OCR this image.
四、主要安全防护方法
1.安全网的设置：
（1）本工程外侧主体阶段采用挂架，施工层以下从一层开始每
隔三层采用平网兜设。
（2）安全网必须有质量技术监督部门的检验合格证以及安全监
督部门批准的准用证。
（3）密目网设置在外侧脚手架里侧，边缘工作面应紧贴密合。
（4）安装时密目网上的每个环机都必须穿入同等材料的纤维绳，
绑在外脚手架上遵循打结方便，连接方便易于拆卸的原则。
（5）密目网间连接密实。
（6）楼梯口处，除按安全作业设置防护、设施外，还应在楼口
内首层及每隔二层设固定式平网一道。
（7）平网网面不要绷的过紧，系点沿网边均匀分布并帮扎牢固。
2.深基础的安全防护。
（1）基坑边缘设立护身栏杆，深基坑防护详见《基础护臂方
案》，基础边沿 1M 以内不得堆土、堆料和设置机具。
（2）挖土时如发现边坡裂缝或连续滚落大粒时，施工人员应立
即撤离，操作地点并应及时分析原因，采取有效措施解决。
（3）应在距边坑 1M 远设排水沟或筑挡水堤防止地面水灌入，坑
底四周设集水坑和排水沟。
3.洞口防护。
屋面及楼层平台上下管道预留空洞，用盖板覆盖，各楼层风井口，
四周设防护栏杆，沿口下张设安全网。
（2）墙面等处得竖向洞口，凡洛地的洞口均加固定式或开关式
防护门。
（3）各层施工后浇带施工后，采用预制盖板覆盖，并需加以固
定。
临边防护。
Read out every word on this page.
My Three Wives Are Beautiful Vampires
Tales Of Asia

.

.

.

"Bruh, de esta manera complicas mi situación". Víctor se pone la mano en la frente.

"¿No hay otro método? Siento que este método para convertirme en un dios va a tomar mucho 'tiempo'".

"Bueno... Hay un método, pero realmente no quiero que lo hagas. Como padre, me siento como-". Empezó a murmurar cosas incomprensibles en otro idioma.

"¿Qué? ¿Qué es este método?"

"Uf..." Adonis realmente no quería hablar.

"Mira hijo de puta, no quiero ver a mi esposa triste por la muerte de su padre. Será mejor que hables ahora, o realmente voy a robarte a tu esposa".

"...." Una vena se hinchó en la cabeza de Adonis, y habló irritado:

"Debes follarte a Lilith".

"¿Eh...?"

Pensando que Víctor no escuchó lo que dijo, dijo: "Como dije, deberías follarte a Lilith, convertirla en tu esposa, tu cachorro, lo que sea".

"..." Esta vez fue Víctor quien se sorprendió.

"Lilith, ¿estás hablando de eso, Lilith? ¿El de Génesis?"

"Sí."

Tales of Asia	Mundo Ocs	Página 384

▸ WHAT TO PRODUCE
Find how many lines hold the string "otro", and state that number alone.

▸ EXERCISE RESULT
2